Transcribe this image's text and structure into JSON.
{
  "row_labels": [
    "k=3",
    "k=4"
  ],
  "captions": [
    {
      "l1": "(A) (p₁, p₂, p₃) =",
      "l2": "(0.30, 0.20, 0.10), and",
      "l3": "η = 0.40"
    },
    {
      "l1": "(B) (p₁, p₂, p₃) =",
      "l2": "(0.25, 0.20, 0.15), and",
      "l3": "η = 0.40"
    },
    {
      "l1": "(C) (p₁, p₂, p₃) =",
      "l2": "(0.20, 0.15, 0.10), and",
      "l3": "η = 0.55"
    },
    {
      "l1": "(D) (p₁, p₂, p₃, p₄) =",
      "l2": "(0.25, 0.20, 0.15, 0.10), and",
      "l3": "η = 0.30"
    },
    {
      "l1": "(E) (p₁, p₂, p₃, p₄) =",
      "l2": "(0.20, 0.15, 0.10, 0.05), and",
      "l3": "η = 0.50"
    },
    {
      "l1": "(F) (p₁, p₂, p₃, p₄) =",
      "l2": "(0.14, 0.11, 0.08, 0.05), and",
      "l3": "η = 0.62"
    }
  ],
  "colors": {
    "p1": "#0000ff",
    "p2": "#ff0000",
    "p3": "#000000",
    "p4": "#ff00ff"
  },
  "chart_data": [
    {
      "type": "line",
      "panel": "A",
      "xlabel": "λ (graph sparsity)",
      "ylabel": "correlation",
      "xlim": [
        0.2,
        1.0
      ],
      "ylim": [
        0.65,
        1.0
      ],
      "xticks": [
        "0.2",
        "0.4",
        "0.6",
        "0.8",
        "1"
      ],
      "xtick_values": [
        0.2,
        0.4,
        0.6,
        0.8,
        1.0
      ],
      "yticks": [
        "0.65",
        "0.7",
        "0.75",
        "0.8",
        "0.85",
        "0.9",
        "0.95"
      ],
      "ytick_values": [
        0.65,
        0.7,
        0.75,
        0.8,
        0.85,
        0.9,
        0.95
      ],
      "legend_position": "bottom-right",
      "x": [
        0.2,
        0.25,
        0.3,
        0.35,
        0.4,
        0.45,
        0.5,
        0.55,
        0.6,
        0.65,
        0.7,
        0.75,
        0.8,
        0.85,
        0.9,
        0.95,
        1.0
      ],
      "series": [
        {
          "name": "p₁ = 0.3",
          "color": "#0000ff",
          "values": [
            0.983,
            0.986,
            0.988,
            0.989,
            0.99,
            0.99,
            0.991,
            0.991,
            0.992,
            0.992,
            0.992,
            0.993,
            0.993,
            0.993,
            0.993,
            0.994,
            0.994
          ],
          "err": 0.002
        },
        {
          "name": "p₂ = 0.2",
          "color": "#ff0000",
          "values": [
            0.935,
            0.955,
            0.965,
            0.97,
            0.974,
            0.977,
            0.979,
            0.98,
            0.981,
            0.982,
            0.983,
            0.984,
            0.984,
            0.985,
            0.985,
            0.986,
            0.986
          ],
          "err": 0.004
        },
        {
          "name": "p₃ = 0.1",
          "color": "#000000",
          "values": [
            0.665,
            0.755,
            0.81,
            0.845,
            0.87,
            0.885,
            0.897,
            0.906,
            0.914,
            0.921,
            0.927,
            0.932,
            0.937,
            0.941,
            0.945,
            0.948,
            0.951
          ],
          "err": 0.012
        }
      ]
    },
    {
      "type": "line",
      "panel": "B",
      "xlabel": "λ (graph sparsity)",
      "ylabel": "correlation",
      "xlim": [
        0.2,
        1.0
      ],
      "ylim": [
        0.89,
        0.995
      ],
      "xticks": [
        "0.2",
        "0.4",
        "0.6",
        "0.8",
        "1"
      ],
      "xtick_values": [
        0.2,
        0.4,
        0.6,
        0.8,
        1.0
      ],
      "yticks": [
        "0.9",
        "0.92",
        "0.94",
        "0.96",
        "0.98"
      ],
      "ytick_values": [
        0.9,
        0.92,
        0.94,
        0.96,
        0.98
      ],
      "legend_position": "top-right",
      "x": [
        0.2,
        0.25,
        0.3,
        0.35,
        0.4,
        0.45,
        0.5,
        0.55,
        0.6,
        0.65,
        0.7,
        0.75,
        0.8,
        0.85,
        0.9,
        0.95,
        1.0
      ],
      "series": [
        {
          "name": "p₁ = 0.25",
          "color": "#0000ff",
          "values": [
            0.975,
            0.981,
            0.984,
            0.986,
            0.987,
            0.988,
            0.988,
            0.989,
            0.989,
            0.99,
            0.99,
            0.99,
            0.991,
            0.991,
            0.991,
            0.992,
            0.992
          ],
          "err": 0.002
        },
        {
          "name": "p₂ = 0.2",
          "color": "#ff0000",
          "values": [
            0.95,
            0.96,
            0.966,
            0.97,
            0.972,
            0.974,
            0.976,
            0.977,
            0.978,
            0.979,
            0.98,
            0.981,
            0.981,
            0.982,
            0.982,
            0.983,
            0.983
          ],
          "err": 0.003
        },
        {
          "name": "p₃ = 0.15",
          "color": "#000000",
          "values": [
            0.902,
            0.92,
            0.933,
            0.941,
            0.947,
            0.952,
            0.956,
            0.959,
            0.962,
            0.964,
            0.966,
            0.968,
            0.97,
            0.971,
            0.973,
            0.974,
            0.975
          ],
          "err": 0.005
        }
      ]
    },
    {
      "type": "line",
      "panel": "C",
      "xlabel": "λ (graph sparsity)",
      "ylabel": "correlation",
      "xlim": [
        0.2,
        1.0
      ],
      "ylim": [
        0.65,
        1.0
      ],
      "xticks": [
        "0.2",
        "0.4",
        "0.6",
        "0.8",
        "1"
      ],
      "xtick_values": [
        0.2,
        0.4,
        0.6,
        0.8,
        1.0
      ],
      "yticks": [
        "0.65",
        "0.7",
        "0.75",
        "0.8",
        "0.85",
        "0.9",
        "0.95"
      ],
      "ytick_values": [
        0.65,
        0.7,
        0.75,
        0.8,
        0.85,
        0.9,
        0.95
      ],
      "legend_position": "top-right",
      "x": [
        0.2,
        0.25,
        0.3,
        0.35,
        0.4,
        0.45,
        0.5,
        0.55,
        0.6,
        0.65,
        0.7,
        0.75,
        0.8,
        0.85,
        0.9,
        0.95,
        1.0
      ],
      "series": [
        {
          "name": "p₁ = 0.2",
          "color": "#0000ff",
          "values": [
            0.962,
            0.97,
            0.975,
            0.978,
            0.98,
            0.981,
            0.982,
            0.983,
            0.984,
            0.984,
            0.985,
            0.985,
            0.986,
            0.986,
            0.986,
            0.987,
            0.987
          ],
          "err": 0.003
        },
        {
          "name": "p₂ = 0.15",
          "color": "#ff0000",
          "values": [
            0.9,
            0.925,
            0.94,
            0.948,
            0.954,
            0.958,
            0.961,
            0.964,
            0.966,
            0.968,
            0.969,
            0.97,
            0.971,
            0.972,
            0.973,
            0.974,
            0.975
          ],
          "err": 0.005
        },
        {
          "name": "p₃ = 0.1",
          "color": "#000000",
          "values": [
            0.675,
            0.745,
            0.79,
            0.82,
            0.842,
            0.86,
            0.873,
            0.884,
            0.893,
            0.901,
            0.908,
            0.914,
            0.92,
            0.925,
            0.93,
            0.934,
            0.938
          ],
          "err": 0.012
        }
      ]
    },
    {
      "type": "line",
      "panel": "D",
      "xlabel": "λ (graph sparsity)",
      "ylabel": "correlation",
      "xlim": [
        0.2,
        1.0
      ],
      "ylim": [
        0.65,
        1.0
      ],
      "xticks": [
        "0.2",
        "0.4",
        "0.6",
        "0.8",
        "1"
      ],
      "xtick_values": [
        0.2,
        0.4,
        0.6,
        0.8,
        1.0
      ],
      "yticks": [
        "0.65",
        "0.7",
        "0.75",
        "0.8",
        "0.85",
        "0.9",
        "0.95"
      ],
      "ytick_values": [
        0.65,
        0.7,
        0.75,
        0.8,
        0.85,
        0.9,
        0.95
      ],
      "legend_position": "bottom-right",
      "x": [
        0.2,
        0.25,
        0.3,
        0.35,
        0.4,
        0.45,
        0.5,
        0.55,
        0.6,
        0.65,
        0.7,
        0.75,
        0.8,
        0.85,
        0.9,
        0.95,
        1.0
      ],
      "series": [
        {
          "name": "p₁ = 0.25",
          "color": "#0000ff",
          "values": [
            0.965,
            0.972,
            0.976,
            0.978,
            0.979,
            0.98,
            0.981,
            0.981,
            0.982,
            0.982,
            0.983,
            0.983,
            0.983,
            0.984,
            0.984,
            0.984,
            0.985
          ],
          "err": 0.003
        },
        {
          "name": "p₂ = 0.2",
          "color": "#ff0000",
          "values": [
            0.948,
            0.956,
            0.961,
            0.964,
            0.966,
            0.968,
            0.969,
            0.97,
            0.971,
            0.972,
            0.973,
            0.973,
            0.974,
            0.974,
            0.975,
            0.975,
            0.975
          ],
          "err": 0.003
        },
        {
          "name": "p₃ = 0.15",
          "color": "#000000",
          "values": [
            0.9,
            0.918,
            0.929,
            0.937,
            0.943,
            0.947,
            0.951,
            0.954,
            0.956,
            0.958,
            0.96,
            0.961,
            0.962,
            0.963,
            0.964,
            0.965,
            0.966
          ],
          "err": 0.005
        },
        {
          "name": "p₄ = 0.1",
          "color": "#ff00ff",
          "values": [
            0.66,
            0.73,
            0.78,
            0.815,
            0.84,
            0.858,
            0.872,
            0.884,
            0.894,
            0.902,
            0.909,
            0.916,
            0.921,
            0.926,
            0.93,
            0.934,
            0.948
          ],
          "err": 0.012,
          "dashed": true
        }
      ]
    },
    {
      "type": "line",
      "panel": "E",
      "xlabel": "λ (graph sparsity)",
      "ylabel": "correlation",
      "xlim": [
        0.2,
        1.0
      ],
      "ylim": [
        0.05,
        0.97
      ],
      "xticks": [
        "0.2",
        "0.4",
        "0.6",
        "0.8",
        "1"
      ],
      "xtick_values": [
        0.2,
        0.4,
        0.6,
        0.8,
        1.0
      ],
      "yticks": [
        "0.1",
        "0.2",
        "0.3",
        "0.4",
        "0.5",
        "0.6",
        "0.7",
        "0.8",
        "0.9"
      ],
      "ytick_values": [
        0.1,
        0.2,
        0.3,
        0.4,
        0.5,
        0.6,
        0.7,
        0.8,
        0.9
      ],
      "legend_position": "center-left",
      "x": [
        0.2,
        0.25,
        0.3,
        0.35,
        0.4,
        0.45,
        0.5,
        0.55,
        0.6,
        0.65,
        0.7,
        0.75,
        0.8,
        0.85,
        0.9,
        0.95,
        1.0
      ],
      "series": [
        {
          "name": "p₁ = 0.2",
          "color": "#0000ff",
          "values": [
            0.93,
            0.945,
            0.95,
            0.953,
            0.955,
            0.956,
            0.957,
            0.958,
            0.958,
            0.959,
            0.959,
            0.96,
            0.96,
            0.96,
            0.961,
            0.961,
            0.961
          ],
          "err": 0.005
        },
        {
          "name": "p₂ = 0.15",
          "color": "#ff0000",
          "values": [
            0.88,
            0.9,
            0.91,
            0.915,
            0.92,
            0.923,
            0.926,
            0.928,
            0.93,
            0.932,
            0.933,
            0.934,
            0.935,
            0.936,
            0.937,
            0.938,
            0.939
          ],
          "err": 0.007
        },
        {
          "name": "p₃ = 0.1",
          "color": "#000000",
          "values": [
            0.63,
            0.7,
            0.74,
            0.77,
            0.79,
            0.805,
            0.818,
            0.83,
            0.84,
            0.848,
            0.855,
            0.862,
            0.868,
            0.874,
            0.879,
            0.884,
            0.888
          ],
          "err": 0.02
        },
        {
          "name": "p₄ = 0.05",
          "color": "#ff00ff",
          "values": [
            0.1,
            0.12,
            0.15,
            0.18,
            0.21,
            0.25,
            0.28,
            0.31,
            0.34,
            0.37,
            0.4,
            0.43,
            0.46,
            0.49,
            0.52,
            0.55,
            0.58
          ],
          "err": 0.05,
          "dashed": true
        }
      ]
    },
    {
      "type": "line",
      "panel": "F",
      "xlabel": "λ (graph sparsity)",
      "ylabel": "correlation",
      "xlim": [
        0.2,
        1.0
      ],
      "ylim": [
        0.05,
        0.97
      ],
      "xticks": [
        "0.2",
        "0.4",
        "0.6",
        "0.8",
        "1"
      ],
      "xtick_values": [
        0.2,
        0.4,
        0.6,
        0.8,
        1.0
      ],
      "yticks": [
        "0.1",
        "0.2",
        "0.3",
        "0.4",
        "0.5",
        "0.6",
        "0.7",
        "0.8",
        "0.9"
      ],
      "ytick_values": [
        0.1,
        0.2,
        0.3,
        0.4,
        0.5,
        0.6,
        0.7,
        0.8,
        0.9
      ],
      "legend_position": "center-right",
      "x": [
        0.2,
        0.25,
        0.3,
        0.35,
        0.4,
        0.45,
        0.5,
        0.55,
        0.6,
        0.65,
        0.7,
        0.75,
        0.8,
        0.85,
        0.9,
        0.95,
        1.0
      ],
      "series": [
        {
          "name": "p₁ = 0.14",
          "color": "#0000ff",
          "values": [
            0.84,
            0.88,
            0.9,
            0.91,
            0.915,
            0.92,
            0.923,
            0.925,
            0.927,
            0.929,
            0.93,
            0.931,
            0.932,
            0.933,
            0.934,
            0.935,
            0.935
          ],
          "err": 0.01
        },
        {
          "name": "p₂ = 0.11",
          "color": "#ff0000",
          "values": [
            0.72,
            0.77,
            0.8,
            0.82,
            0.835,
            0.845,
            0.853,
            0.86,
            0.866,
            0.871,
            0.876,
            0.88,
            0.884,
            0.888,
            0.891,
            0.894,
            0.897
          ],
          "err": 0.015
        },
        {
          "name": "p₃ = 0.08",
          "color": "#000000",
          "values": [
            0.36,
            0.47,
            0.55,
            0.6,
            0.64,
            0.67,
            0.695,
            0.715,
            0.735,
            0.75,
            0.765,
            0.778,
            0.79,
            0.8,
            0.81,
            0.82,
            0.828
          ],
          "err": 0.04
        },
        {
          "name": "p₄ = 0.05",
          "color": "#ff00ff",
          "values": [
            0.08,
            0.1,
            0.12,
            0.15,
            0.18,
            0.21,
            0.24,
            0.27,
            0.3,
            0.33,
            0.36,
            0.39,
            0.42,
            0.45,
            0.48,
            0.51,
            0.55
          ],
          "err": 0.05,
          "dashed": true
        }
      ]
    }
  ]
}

* _What the task asks_
Show every line of the records above that contains the word "center".

* _Answer to the exercise_
      "legend_position": "center-left",
      "legend_position": "center-right",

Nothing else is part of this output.